------ Trecho da página ------

Salman Rushdie e sua obra devem muito a uma descoberta desconcertante: a da sensação de ser "um outro". Em seu livro mais recente lançado no Brasil, o alentado relato memorialístico Joseph Anton, Rushdie narra, além do período em que precisou viver sob proteção devido à fatwa lançada por autoridades islâmicas (falaremos disso na sequência), suas múltiplas raízes familiares. Filho de uma professora e de um advogado erudito de formação islâmica, mas ateu, Salman Rushdie nasceu em Bombaim, em uma família muçulmana de origem caxemire, no exato ano em que a Índia e o Paquistão se tornavam independentes do jugo britânico. Aos 12 anos, foi levado pelo pai para estudar na exclusiva Rugby School inglesa. Tal caldo de experiências só poderia mesmo moldar um escritor, mais do que fascinado, obcecado pela condição do estrangeiro, cada vez mais comum no mundo contemporâneo.

------ Dados fornecidos ------

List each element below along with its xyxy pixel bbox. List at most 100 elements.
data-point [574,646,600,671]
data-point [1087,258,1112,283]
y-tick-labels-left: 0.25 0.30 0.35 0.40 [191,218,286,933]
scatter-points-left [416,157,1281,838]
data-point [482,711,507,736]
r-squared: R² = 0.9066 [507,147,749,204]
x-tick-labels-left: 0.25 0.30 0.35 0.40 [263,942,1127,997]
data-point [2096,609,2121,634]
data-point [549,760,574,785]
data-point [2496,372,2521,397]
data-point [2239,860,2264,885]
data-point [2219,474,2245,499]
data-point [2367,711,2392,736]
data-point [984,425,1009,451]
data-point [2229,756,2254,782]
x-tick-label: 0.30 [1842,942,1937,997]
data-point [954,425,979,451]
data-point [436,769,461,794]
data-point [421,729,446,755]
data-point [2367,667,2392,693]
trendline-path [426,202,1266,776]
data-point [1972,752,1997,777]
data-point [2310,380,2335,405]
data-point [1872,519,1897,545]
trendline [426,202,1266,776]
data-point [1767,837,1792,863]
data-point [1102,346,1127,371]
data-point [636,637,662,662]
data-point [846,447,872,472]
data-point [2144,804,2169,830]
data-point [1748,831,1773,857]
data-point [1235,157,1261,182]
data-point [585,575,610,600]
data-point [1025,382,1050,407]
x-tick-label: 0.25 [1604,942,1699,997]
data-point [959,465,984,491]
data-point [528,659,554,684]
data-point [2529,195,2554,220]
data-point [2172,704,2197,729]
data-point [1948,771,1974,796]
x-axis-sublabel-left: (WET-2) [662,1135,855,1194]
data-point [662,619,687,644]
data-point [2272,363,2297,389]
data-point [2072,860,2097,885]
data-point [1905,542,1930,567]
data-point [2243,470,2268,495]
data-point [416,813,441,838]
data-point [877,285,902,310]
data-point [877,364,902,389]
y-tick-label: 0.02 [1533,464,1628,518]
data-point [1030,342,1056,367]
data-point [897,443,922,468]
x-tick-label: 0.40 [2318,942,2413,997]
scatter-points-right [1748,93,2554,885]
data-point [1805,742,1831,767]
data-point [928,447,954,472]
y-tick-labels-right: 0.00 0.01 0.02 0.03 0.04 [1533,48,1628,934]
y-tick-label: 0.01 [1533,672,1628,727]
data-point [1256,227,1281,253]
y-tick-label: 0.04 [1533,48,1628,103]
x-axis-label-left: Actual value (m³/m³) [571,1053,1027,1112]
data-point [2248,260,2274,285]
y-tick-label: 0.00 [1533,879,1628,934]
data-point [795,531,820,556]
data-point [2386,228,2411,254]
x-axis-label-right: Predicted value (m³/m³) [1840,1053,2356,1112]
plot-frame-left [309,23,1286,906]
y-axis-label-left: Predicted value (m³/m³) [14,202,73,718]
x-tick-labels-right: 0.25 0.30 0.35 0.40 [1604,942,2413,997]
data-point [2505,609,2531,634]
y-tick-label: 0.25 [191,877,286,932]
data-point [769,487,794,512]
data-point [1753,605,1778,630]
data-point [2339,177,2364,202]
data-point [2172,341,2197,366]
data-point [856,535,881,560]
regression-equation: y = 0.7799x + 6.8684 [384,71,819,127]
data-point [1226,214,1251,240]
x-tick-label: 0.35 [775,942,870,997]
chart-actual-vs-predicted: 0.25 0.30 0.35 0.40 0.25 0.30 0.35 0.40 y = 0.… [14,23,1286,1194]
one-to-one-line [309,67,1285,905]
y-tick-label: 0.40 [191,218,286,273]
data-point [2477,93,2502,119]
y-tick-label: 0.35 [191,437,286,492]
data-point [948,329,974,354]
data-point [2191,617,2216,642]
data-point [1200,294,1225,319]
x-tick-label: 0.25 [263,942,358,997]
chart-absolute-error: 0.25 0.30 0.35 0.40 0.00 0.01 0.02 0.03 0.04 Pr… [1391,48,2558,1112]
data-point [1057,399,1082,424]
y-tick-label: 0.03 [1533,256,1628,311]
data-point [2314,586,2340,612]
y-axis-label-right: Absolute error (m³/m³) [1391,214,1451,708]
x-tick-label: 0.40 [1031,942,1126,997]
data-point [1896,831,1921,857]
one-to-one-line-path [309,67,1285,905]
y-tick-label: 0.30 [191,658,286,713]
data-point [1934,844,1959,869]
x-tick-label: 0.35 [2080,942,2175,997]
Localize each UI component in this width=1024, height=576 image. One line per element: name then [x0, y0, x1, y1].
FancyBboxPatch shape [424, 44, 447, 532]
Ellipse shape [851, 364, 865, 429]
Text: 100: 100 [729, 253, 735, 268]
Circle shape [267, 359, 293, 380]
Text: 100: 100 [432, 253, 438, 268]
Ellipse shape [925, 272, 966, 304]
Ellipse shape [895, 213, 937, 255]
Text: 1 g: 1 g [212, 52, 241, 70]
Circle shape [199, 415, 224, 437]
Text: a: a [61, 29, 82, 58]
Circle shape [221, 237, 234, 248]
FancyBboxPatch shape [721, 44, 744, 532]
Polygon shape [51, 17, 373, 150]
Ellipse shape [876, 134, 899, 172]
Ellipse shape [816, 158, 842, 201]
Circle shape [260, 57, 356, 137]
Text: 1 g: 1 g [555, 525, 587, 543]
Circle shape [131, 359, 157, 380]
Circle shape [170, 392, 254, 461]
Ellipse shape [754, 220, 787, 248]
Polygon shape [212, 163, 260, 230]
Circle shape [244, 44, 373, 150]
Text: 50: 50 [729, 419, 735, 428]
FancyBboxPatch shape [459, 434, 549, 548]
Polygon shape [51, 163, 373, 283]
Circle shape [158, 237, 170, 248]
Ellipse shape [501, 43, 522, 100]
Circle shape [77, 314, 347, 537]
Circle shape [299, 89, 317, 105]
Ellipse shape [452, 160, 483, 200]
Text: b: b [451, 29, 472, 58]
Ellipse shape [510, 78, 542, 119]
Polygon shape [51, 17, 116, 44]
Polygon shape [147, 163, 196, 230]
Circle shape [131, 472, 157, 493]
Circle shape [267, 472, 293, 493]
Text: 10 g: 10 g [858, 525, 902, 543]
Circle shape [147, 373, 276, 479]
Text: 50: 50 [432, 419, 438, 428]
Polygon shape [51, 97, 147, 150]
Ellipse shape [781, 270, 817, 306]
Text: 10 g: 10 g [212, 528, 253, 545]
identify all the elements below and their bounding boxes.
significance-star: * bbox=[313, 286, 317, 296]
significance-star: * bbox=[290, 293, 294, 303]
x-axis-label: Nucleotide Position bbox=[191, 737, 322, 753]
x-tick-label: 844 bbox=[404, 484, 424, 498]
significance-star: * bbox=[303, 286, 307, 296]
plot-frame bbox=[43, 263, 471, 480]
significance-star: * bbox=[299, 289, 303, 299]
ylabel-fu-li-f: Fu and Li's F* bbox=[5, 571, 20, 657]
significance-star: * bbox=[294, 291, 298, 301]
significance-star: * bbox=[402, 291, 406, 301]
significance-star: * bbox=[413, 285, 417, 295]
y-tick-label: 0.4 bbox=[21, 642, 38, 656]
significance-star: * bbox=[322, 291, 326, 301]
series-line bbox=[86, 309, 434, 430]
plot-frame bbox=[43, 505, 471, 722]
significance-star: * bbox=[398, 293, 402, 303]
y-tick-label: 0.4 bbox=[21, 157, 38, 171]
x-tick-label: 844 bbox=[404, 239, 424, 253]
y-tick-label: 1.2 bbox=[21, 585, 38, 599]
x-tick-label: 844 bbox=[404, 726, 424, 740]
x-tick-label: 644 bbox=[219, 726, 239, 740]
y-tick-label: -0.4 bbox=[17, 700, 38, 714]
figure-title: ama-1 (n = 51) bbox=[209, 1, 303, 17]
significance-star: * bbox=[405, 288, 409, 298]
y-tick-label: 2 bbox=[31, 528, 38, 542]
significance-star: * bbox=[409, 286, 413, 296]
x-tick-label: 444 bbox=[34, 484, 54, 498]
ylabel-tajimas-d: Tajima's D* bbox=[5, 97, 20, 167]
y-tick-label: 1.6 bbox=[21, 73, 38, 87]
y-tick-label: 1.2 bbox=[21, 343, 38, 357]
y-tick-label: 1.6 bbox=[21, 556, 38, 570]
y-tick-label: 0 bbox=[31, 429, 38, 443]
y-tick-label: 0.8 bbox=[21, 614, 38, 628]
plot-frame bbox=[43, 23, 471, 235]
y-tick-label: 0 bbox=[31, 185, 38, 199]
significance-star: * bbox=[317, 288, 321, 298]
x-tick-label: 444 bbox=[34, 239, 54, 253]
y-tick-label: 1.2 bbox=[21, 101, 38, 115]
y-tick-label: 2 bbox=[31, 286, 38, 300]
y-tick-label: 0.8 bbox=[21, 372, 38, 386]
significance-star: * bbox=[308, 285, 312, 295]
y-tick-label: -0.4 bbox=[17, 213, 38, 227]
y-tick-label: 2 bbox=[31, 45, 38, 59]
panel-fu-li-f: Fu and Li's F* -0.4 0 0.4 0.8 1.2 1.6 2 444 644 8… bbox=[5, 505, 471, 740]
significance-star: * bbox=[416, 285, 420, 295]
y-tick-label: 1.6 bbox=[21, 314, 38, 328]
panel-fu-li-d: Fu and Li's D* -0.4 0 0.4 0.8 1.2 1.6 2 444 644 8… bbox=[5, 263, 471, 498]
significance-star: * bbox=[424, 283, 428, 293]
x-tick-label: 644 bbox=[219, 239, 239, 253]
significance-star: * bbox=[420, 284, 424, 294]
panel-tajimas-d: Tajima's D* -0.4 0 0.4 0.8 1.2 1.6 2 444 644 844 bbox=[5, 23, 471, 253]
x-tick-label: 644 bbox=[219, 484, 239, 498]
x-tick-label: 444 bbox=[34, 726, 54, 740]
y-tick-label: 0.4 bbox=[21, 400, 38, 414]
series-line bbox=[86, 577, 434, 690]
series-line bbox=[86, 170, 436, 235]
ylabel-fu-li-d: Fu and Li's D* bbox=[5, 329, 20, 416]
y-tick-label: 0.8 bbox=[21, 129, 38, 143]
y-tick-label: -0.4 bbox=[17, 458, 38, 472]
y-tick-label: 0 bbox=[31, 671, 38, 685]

------

● **Desafio A**: Segundo o trecho da página, com que idade Salman Rushdie foi levado pelo pai para estudar na Rugby School?
● **Desafio B**: Reproduza sem alterações o trecho das linhas dos dados fornecidos que começa na primeira delas e termina na linha que contém "data-point [482,711,507,736]", com as duas extremidades incluídas.

● **Resposta escrita A**: Aos 12 anos.

● **Resposta escrita B**:
List each element below along with its xyxy pixel bbox. List at most 100 elements.
data-point [574,646,600,671]
data-point [1087,258,1112,283]
y-tick-labels-left: 0.25 0.30 0.35 0.40 [191,218,286,933]
scatter-points-left [416,157,1281,838]
data-point [482,711,507,736]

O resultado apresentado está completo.